With the pictures omitted, write out the entries that follow exactly as they stand.

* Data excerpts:
== == ==

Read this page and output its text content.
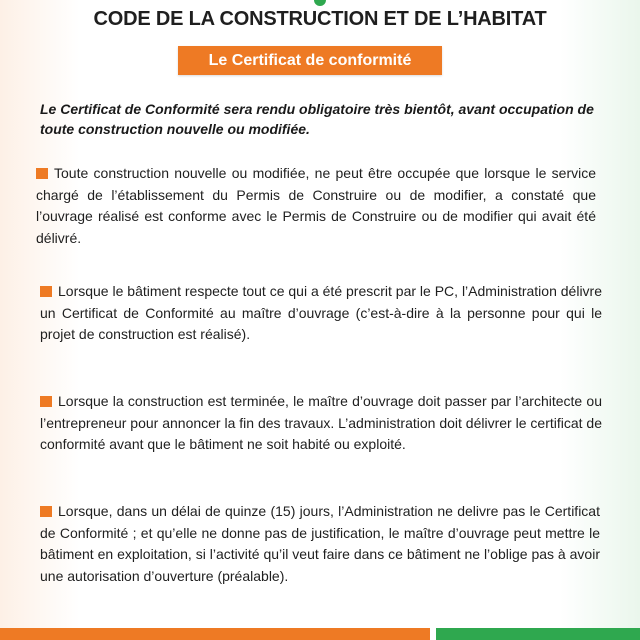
CODE DE LA CONSTRUCTION ET DE L’HABITAT
Le Certificat de conformité
Le Certificat de Conformité sera rendu obligatoire très bientôt, avant occupation de toute construction nouvelle ou modifiée.
Toute construction nouvelle ou modifiée, ne peut être occupée que lorsque le service chargé de l’établissement du Permis de Construire ou de modifier, a constaté que l’ouvrage réalisé est conforme avec le Permis de Construire ou de modifier qui avait été délivré.
Lorsque le bâtiment respecte tout ce qui a été prescrit par le PC, l’Administration délivre un Certificat de Conformité au maître d’ouvrage (c’est-à-dire à la personne pour qui le projet de construction est réalisé).
Lorsque la construction est terminée, le maître d’ouvrage doit passer par l’architecte ou l’entrepreneur pour annoncer la fin des travaux. L’administration doit délivrer le certificat de conformité avant que le bâtiment ne soit habité ou exploité.
Lorsque, dans un délai de quinze (15) jours, l’Administration ne delivre pas le Certificat de Conformité ; et qu’elle ne donne pas de justification, le maître d’ouvrage peut mettre le bâtiment en exploitation, si l’activité qu’il veut faire dans ce bâtiment ne l’oblige pas à avoir une autorisation d’ouverture (préalable).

== == ==

* The result:
Read this page and output its text content.
CODE DE LA CONSTRUCTION ET DE L’HABITAT
Le Certificat de conformité
Le Certificat de Conformité sera rendu obligatoire très bientôt, avant occupation de toute construction nouvelle ou modifiée.
Toute construction nouvelle ou modifiée, ne peut être occupée que lorsque le service chargé de l’établissement du Permis de Construire ou de modifier, a constaté que l’ouvrage réalisé est conforme avec le Permis de Construire ou de modifier qui avait été délivré.
Lorsque le bâtiment respecte tout ce qui a été prescrit par le PC, l’Administration délivre un Certificat de Conformité au maître d’ouvrage (c’est-à-dire à la personne pour qui le projet de construction est réalisé).
Lorsque la construction est terminée, le maître d’ouvrage doit passer par l’architecte ou l’entrepreneur pour annoncer la fin des travaux. L’administration doit délivrer le certificat de conformité avant que le bâtiment ne soit habité ou exploité.
Lorsque, dans un délai de quinze (15) jours, l’Administration ne delivre pas le Certificat de Conformité ; et qu’elle ne donne pas de justification, le maître d’ouvrage peut mettre le bâtiment en exploitation, si l’activité qu’il veut faire dans ce bâtiment ne l’oblige pas à avoir une autorisation d’ouverture (préalable).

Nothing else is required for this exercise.